Given entries:
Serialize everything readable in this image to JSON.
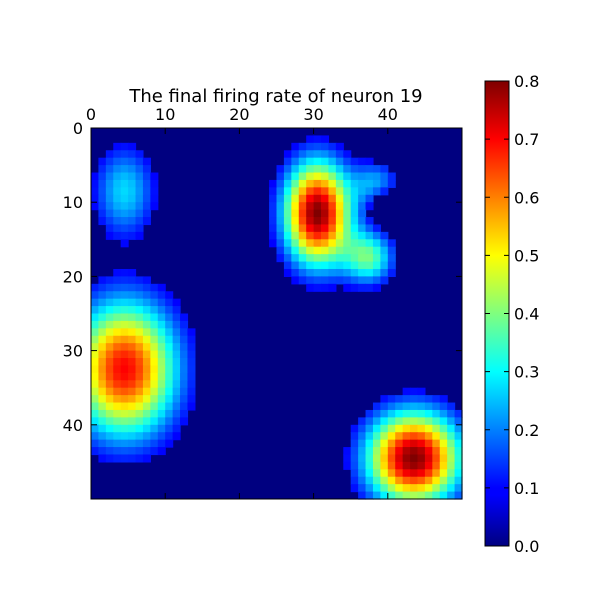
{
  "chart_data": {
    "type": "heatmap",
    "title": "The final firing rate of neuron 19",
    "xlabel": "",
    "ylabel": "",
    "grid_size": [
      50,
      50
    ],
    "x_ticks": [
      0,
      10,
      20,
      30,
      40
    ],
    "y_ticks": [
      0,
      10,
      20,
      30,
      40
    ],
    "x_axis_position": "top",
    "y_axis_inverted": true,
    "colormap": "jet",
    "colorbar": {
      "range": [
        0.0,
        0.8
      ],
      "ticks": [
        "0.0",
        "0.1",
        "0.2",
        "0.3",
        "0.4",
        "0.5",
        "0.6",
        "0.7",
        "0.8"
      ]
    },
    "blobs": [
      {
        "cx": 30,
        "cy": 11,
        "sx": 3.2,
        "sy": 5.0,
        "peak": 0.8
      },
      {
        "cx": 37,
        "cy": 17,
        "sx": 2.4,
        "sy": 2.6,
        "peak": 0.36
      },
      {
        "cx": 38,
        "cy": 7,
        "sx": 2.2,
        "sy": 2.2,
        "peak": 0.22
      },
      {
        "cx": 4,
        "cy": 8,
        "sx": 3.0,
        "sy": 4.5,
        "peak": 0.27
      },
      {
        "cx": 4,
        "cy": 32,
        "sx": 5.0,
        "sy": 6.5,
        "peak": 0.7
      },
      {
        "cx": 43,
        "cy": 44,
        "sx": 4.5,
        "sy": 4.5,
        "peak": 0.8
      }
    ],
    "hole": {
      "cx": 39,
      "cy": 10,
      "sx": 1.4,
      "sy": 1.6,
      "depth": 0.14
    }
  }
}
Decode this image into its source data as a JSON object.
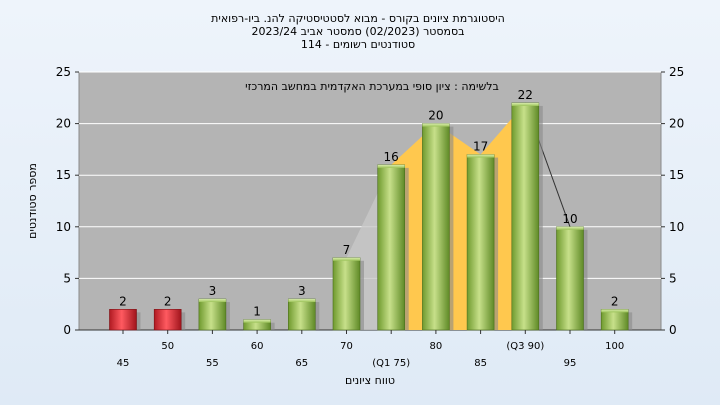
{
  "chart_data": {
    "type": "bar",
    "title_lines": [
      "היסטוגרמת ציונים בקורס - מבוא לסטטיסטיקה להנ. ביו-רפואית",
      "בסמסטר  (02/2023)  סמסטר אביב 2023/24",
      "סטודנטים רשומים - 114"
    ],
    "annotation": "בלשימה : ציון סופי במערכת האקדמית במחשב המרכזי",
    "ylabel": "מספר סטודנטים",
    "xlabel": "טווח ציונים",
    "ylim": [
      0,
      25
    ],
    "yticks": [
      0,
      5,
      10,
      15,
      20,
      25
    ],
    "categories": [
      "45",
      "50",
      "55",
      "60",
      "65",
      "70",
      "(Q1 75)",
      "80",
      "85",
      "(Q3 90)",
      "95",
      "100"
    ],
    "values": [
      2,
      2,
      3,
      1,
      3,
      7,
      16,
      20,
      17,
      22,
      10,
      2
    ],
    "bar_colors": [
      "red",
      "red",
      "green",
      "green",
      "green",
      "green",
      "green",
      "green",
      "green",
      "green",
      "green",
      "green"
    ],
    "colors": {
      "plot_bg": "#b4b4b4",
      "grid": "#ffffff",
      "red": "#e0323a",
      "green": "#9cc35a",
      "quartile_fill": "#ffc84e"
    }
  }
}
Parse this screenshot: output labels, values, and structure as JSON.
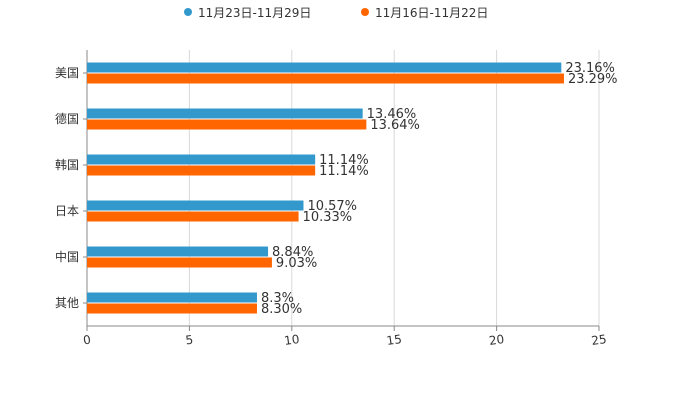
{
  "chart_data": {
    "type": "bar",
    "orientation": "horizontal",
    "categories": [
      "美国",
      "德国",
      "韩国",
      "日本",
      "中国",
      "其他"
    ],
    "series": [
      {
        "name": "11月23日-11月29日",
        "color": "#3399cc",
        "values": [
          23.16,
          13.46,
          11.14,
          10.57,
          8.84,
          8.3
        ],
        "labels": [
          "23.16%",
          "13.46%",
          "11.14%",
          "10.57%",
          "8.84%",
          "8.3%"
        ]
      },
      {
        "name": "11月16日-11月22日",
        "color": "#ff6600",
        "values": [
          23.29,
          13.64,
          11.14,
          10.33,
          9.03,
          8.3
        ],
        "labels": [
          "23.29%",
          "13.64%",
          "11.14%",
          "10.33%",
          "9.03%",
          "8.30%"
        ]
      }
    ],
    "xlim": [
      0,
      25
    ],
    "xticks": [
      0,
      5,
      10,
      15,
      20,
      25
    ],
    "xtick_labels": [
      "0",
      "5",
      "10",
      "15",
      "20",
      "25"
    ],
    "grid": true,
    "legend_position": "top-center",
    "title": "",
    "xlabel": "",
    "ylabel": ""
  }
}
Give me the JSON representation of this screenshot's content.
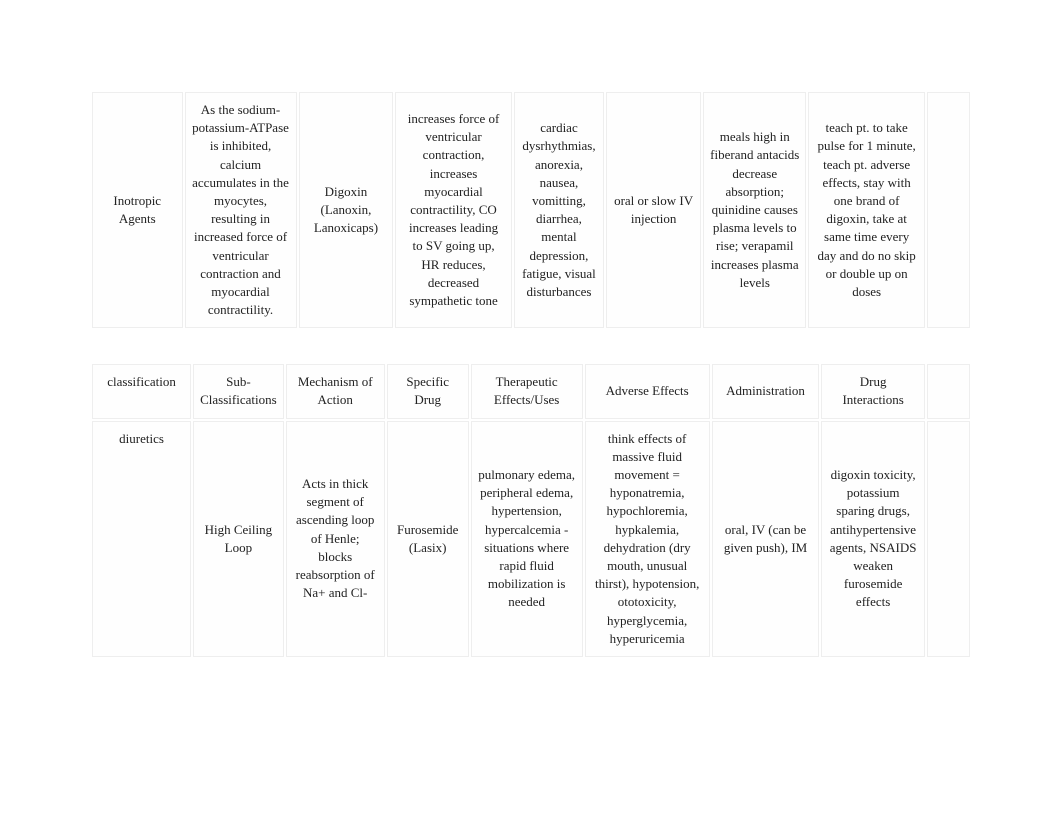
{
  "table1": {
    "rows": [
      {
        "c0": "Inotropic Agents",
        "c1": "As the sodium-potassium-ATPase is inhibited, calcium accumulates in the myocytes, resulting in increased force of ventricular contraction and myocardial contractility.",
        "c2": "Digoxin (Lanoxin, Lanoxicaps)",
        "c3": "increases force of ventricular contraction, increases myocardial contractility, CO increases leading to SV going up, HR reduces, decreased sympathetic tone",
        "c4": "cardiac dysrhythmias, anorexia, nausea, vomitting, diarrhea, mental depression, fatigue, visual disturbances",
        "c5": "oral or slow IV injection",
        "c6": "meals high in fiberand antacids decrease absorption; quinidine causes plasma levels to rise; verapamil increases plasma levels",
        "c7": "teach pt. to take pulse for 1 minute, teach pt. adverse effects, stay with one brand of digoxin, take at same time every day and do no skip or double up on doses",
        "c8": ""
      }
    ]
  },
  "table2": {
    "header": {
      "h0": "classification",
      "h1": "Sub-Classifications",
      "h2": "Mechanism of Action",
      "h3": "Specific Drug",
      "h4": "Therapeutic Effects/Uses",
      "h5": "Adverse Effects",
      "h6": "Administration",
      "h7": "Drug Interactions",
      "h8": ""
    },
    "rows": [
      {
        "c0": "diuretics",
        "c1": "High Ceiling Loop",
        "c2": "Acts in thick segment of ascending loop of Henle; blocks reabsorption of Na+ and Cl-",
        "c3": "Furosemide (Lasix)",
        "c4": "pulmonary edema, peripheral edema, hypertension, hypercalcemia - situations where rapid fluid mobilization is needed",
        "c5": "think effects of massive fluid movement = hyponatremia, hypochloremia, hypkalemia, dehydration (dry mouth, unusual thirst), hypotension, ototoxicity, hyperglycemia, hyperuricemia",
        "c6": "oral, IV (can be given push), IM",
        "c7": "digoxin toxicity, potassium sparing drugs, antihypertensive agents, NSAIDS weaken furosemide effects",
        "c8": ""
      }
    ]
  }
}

What to work on: Reply with nothing except the number of lines in the listing above that include "name".

Solution to this problem: 2